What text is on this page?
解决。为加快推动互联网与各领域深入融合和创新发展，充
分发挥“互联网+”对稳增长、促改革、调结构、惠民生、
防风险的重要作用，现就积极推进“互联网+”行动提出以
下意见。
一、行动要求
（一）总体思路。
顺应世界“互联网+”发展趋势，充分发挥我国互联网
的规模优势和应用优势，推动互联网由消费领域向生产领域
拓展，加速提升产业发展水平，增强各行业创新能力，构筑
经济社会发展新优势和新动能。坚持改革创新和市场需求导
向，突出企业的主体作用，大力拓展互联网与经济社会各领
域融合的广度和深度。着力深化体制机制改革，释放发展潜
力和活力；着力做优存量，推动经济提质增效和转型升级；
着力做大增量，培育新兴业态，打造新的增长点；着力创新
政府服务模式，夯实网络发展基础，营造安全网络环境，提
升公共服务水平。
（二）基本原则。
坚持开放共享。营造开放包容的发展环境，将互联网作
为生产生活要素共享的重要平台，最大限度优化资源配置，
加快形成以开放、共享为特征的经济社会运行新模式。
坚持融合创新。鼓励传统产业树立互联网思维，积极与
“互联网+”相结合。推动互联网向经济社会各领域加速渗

Aim of the task ::
Each line above must be printed exactly as it appears.

Output of the task ::
What text is on this page?
解决。为加快推动互联网与各领域深入融合和创新发展，充
分发挥“互联网+”对稳增长、促改革、调结构、惠民生、
防风险的重要作用，现就积极推进“互联网+”行动提出以
下意见。
一、行动要求
（一）总体思路。
顺应世界“互联网+”发展趋势，充分发挥我国互联网
的规模优势和应用优势，推动互联网由消费领域向生产领域
拓展，加速提升产业发展水平，增强各行业创新能力，构筑
经济社会发展新优势和新动能。坚持改革创新和市场需求导
向，突出企业的主体作用，大力拓展互联网与经济社会各领
域融合的广度和深度。着力深化体制机制改革，释放发展潜
力和活力；着力做优存量，推动经济提质增效和转型升级；
着力做大增量，培育新兴业态，打造新的增长点；着力创新
政府服务模式，夯实网络发展基础，营造安全网络环境，提
升公共服务水平。
（二）基本原则。
坚持开放共享。营造开放包容的发展环境，将互联网作
为生产生活要素共享的重要平台，最大限度优化资源配置，
加快形成以开放、共享为特征的经济社会运行新模式。
坚持融合创新。鼓励传统产业树立互联网思维，积极与
“互联网+”相结合。推动互联网向经济社会各领域加速渗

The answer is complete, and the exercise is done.